Given instruction
Search the listing below for the string "Switching" and copy every line where it occurs.

Task data
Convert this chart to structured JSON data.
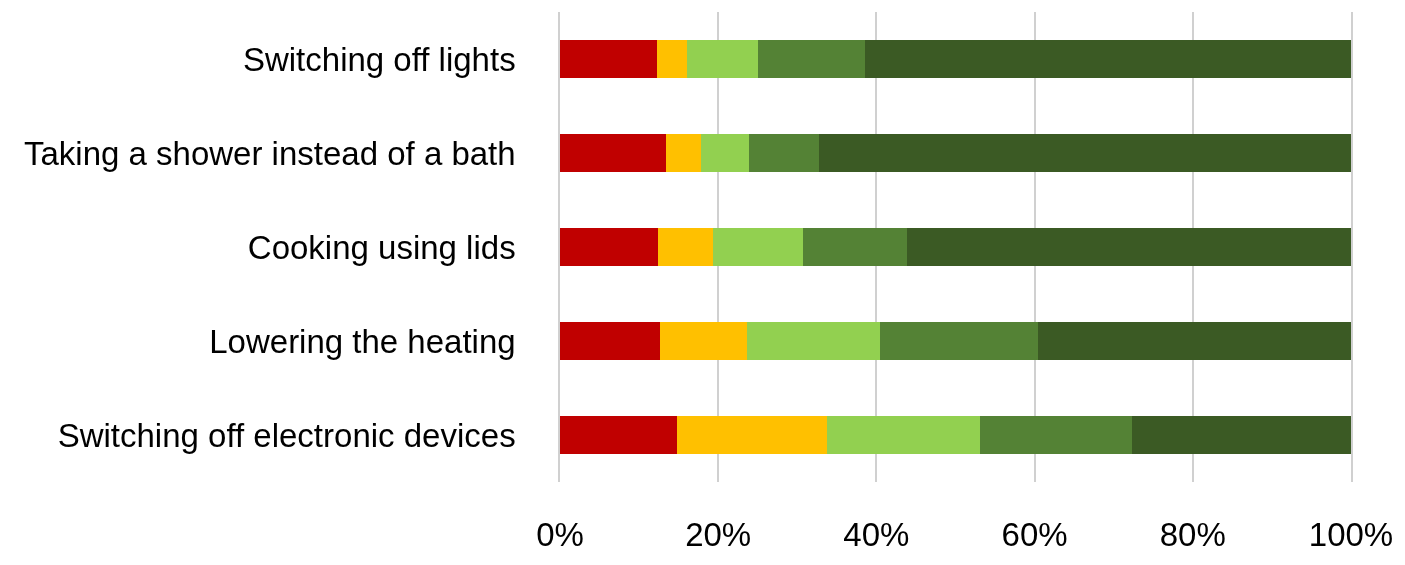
{
  "chart_data": {
    "type": "bar",
    "orientation": "horizontal",
    "stacked": true,
    "categories": [
      "Switching off lights",
      "Taking a shower instead of a bath",
      "Cooking using lids",
      "Lowering the heating",
      "Switching off electronic devices"
    ],
    "series": [
      {
        "color": "#c00000",
        "values": [
          12.2,
          13.4,
          12.4,
          12.7,
          14.8
        ]
      },
      {
        "color": "#ffc000",
        "values": [
          3.8,
          4.4,
          6.9,
          10.9,
          19.0
        ]
      },
      {
        "color": "#92d050",
        "values": [
          9.0,
          6.1,
          11.4,
          16.8,
          19.3
        ]
      },
      {
        "color": "#548235",
        "values": [
          13.5,
          8.9,
          13.2,
          20.0,
          19.2
        ]
      },
      {
        "color": "#3b5a24",
        "values": [
          61.5,
          67.2,
          56.1,
          39.6,
          27.7
        ]
      }
    ],
    "xlim": [
      0,
      100
    ],
    "xticks": [
      {
        "value": 0,
        "label": "0%"
      },
      {
        "value": 20,
        "label": "20%"
      },
      {
        "value": 40,
        "label": "40%"
      },
      {
        "value": 60,
        "label": "60%"
      },
      {
        "value": 80,
        "label": "80%"
      },
      {
        "value": 100,
        "label": "100%"
      }
    ],
    "grid": "x"
  }
}
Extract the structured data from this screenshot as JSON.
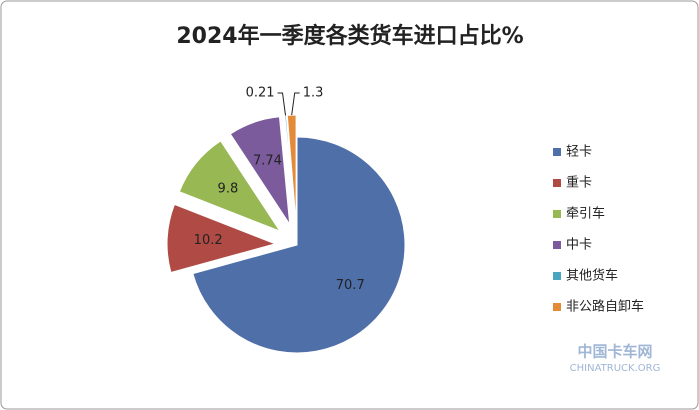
{
  "chart_data": {
    "type": "pie",
    "title": "2024年一季度各类货车进口占比%",
    "categories": [
      "轻卡",
      "重卡",
      "牵引车",
      "中卡",
      "其他货车",
      "非公路自卸车"
    ],
    "values": [
      70.7,
      10.2,
      9.8,
      7.74,
      0.21,
      1.3
    ],
    "colors": [
      "#4f6fa8",
      "#b04a45",
      "#98b854",
      "#7b5b9c",
      "#4aa5c0",
      "#e48b3a"
    ],
    "legend": "right"
  },
  "watermark": {
    "name": "中国卡车网",
    "site": "CHINATRUCK.ORG"
  }
}
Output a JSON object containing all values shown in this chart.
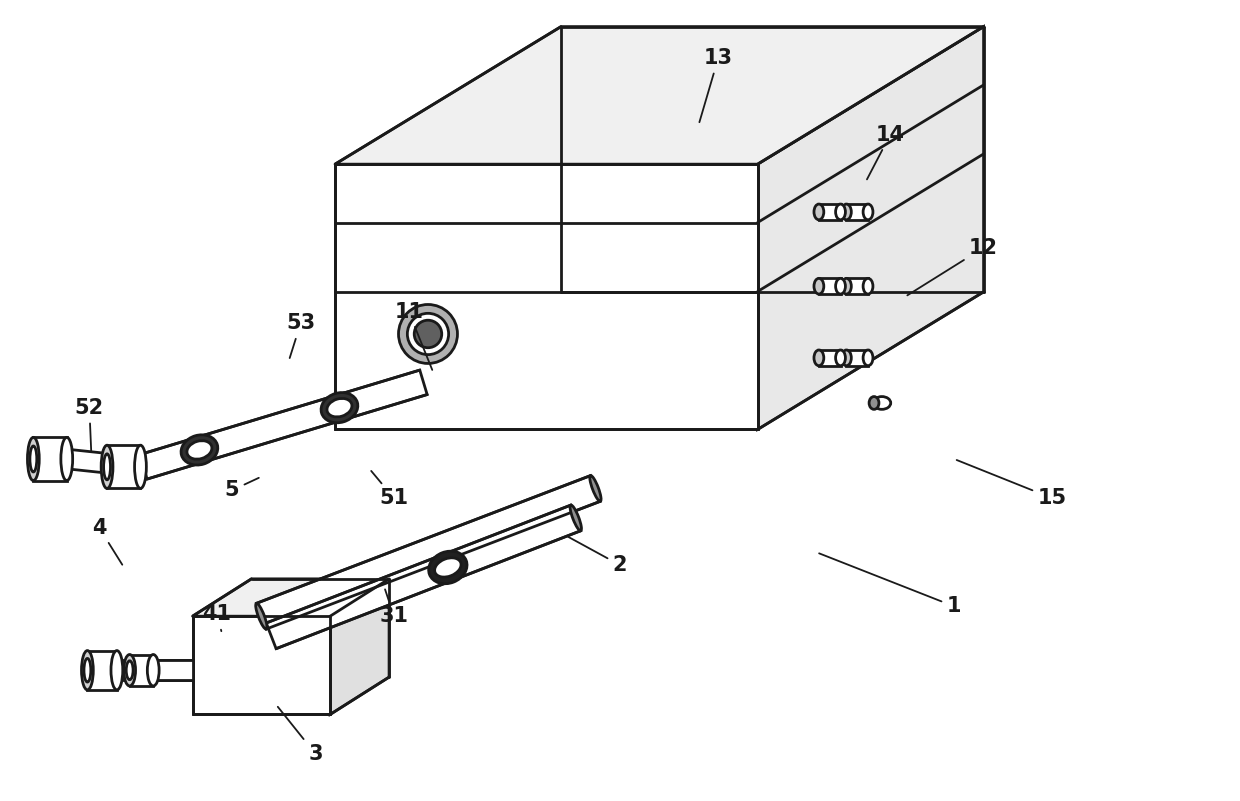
{
  "bg_color": "#ffffff",
  "line_color": "#1a1a1a",
  "line_width": 2.0,
  "label_fontsize": 15,
  "label_fontweight": "bold"
}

Full answer
      "Switching off lights",
      "Switching off electronic devices"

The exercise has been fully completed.